| Requirement |
Write out each line of the material again, word for word.

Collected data
start

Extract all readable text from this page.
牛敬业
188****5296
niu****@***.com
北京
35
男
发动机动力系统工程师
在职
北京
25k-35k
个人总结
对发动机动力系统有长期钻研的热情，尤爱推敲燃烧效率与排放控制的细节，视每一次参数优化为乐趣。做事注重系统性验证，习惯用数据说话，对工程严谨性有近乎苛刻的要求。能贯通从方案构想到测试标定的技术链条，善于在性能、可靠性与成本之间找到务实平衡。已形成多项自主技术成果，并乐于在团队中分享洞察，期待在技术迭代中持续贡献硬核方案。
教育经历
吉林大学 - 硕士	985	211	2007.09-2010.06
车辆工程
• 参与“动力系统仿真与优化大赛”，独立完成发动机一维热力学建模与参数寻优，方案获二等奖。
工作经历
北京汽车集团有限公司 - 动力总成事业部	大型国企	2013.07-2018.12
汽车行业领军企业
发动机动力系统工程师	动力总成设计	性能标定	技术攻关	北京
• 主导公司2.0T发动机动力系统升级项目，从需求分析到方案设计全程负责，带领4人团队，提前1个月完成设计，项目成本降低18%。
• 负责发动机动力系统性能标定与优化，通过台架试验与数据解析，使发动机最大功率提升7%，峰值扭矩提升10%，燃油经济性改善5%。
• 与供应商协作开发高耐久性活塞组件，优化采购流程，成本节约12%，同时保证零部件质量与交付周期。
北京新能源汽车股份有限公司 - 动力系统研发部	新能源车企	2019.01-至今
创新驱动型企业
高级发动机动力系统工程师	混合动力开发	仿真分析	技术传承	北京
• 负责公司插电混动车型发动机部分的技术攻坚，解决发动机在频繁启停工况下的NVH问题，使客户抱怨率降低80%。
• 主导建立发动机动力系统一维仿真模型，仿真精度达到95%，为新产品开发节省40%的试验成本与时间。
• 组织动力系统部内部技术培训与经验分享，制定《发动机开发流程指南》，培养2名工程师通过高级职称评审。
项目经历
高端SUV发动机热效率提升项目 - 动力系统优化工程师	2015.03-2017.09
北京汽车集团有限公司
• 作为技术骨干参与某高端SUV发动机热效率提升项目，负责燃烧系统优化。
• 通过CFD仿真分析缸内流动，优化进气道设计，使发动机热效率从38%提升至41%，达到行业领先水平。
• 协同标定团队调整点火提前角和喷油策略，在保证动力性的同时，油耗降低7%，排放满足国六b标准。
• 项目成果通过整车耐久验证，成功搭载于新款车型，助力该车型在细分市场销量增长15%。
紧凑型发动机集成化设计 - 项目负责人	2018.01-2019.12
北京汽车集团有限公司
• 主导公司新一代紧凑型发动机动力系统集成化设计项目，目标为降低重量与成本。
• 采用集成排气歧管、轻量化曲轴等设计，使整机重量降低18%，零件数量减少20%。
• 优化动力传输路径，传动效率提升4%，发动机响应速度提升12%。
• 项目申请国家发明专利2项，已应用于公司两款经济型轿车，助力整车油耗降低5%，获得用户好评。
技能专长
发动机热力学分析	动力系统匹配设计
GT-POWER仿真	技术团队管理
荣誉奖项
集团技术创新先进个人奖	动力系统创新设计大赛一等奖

end

| Right answer |
Extract all readable text from this page.
牛敬业
188****5296
niu****@***.com
北京
35
男
发动机动力系统工程师
在职
北京
25k-35k
个人总结
对发动机动力系统有长期钻研的热情，尤爱推敲燃烧效率与排放控制的细节，视每一次参数优化为乐趣。做事注重系统性验证，习惯用数据说话，对工程严谨性有近乎苛刻的要求。能贯通从方案构想到测试标定的技术链条，善于在性能、可靠性与成本之间找到务实平衡。已形成多项自主技术成果，并乐于在团队中分享洞察，期待在技术迭代中持续贡献硬核方案。
教育经历
吉林大学 - 硕士	985	211	2007.09-2010.06
车辆工程
• 参与“动力系统仿真与优化大赛”，独立完成发动机一维热力学建模与参数寻优，方案获二等奖。
工作经历
北京汽车集团有限公司 - 动力总成事业部	大型国企	2013.07-2018.12
汽车行业领军企业
发动机动力系统工程师	动力总成设计	性能标定	技术攻关	北京
• 主导公司2.0T发动机动力系统升级项目，从需求分析到方案设计全程负责，带领4人团队，提前1个月完成设计，项目成本降低18%。
• 负责发动机动力系统性能标定与优化，通过台架试验与数据解析，使发动机最大功率提升7%，峰值扭矩提升10%，燃油经济性改善5%。
• 与供应商协作开发高耐久性活塞组件，优化采购流程，成本节约12%，同时保证零部件质量与交付周期。
北京新能源汽车股份有限公司 - 动力系统研发部	新能源车企	2019.01-至今
创新驱动型企业
高级发动机动力系统工程师	混合动力开发	仿真分析	技术传承	北京
• 负责公司插电混动车型发动机部分的技术攻坚，解决发动机在频繁启停工况下的NVH问题，使客户抱怨率降低80%。
• 主导建立发动机动力系统一维仿真模型，仿真精度达到95%，为新产品开发节省40%的试验成本与时间。
• 组织动力系统部内部技术培训与经验分享，制定《发动机开发流程指南》，培养2名工程师通过高级职称评审。
项目经历
高端SUV发动机热效率提升项目 - 动力系统优化工程师	2015.03-2017.09
北京汽车集团有限公司
• 作为技术骨干参与某高端SUV发动机热效率提升项目，负责燃烧系统优化。
• 通过CFD仿真分析缸内流动，优化进气道设计，使发动机热效率从38%提升至41%，达到行业领先水平。
• 协同标定团队调整点火提前角和喷油策略，在保证动力性的同时，油耗降低7%，排放满足国六b标准。
• 项目成果通过整车耐久验证，成功搭载于新款车型，助力该车型在细分市场销量增长15%。
紧凑型发动机集成化设计 - 项目负责人	2018.01-2019.12
北京汽车集团有限公司
• 主导公司新一代紧凑型发动机动力系统集成化设计项目，目标为降低重量与成本。
• 采用集成排气歧管、轻量化曲轴等设计，使整机重量降低18%，零件数量减少20%。
• 优化动力传输路径，传动效率提升4%，发动机响应速度提升12%。
• 项目申请国家发明专利2项，已应用于公司两款经济型轿车，助力整车油耗降低5%，获得用户好评。
技能专长
发动机热力学分析	动力系统匹配设计
GT-POWER仿真	技术团队管理
荣誉奖项
集团技术创新先进个人奖	动力系统创新设计大赛一等奖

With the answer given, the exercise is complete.